Information supplied ▸
■ ■ ■ ■

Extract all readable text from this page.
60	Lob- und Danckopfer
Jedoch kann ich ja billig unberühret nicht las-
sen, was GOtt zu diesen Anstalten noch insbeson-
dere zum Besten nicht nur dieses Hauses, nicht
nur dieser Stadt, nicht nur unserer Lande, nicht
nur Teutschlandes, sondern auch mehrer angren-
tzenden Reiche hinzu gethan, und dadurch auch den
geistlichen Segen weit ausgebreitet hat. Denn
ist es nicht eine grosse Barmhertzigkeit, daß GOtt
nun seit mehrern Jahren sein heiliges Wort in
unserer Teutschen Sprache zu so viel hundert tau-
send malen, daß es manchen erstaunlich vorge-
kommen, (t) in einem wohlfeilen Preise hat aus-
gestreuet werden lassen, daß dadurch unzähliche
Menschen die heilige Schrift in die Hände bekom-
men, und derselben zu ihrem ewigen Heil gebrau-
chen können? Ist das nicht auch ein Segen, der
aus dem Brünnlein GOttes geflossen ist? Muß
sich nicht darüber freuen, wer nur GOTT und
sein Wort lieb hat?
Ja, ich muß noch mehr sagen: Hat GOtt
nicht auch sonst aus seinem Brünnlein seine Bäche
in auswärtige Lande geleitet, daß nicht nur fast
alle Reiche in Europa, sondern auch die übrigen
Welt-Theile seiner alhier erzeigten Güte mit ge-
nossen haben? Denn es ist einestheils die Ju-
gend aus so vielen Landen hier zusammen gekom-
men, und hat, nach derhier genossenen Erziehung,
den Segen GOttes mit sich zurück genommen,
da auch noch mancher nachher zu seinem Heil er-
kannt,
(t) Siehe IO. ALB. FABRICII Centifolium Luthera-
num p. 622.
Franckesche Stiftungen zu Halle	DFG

■ ■ ■ ■

Goal of the exercise ▸ Copy out each record, keeping every word as it is.

Solution ▸
Extract all readable text from this page.
60	Lob- und Danckopfer
Jedoch kann ich ja billig unberühret nicht las-
sen, was GOtt zu diesen Anstalten noch insbeson-
dere zum Besten nicht nur dieses Hauses, nicht
nur dieser Stadt, nicht nur unserer Lande, nicht
nur Teutschlandes, sondern auch mehrer angren-
tzenden Reiche hinzu gethan, und dadurch auch den
geistlichen Segen weit ausgebreitet hat. Denn
ist es nicht eine grosse Barmhertzigkeit, daß GOtt
nun seit mehrern Jahren sein heiliges Wort in
unserer Teutschen Sprache zu so viel hundert tau-
send malen, daß es manchen erstaunlich vorge-
kommen, (t) in einem wohlfeilen Preise hat aus-
gestreuet werden lassen, daß dadurch unzähliche
Menschen die heilige Schrift in die Hände bekom-
men, und derselben zu ihrem ewigen Heil gebrau-
chen können? Ist das nicht auch ein Segen, der
aus dem Brünnlein GOttes geflossen ist? Muß
sich nicht darüber freuen, wer nur GOTT und
sein Wort lieb hat?
Ja, ich muß noch mehr sagen: Hat GOtt
nicht auch sonst aus seinem Brünnlein seine Bäche
in auswärtige Lande geleitet, daß nicht nur fast
alle Reiche in Europa, sondern auch die übrigen
Welt-Theile seiner alhier erzeigten Güte mit ge-
nossen haben? Denn es ist einestheils die Ju-
gend aus so vielen Landen hier zusammen gekom-
men, und hat, nach derhier genossenen Erziehung,
den Segen GOttes mit sich zurück genommen,
da auch noch mancher nachher zu seinem Heil er-
kannt,
(t) Siehe IO. ALB. FABRICII Centifolium Luthera-
num p. 622.
Franckesche Stiftungen zu Halle	DFG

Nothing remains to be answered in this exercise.